[Dataset entries]
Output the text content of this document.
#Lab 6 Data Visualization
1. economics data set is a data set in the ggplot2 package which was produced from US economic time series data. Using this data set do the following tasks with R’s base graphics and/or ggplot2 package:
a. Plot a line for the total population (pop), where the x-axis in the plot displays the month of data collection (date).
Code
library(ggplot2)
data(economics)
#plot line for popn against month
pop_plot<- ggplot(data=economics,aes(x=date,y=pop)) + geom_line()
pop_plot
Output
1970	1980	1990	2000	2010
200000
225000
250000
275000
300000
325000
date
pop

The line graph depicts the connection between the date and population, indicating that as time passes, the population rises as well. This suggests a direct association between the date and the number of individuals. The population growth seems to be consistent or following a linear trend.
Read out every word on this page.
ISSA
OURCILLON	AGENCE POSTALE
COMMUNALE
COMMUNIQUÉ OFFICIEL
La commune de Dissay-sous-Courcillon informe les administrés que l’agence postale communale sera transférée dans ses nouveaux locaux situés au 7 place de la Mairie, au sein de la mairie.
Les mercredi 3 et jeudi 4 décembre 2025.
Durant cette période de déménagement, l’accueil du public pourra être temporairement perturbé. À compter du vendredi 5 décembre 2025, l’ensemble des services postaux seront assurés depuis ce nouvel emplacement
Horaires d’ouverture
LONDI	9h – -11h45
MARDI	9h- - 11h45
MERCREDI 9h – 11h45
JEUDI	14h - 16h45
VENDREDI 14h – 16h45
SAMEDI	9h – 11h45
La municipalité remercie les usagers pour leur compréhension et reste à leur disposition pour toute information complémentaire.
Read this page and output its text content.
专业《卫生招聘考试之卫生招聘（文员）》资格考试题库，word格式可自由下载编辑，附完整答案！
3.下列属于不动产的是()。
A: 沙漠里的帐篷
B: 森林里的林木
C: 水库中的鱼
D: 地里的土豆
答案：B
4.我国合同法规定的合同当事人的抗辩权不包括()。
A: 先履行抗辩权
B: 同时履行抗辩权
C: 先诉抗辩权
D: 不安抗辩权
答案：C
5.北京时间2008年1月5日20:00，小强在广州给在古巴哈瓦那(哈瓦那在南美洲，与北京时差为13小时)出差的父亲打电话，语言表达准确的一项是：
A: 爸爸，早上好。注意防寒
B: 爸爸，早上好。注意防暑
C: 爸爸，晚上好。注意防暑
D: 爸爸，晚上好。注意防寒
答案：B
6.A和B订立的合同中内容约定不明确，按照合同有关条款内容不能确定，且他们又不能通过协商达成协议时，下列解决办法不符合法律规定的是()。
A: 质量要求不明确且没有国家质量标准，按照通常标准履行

* Requirement *
Write out every line exactly as it stands.

* Exercise response *
Output the text content of this document.
#Lab 6 Data Visualization
1. economics data set is a data set in the ggplot2 package which was produced from US economic time series data. Using this data set do the following tasks with R’s base graphics and/or ggplot2 package:
a. Plot a line for the total population (pop), where the x-axis in the plot displays the month of data collection (date).
Code
library(ggplot2)
data(economics)
#plot line for popn against month
pop_plot<- ggplot(data=economics,aes(x=date,y=pop)) + geom_line()
pop_plot
Output
1970	1980	1990	2000	2010
200000
225000
250000
275000
300000
325000
date
pop

The line graph depicts the connection between the date and population, indicating that as time passes, the population rises as well. This suggests a direct association between the date and the number of individuals. The population growth seems to be consistent or following a linear trend.
Read out every word on this page.
ISSA
OURCILLON	AGENCE POSTALE
COMMUNALE
COMMUNIQUÉ OFFICIEL
La commune de Dissay-sous-Courcillon informe les administrés que l’agence postale communale sera transférée dans ses nouveaux locaux situés au 7 place de la Mairie, au sein de la mairie.
Les mercredi 3 et jeudi 4 décembre 2025.
Durant cette période de déménagement, l’accueil du public pourra être temporairement perturbé. À compter du vendredi 5 décembre 2025, l’ensemble des services postaux seront assurés depuis ce nouvel emplacement
Horaires d’ouverture
LONDI	9h – -11h45
MARDI	9h- - 11h45
MERCREDI 9h – 11h45
JEUDI	14h - 16h45
VENDREDI 14h – 16h45
SAMEDI	9h – 11h45
La municipalité remercie les usagers pour leur compréhension et reste à leur disposition pour toute information complémentaire.
Read this page and output its text content.
专业《卫生招聘考试之卫生招聘（文员）》资格考试题库，word格式可自由下载编辑，附完整答案！
3.下列属于不动产的是()。
A: 沙漠里的帐篷
B: 森林里的林木
C: 水库中的鱼
D: 地里的土豆
答案：B
4.我国合同法规定的合同当事人的抗辩权不包括()。
A: 先履行抗辩权
B: 同时履行抗辩权
C: 先诉抗辩权
D: 不安抗辩权
答案：C
5.北京时间2008年1月5日20:00，小强在广州给在古巴哈瓦那(哈瓦那在南美洲，与北京时差为13小时)出差的父亲打电话，语言表达准确的一项是：
A: 爸爸，早上好。注意防寒
B: 爸爸，早上好。注意防暑
C: 爸爸，晚上好。注意防暑
D: 爸爸，晚上好。注意防寒
答案：B
6.A和B订立的合同中内容约定不明确，按照合同有关条款内容不能确定，且他们又不能通过协商达成协议时，下列解决办法不符合法律规定的是()。
A: 质量要求不明确且没有国家质量标准，按照通常标准履行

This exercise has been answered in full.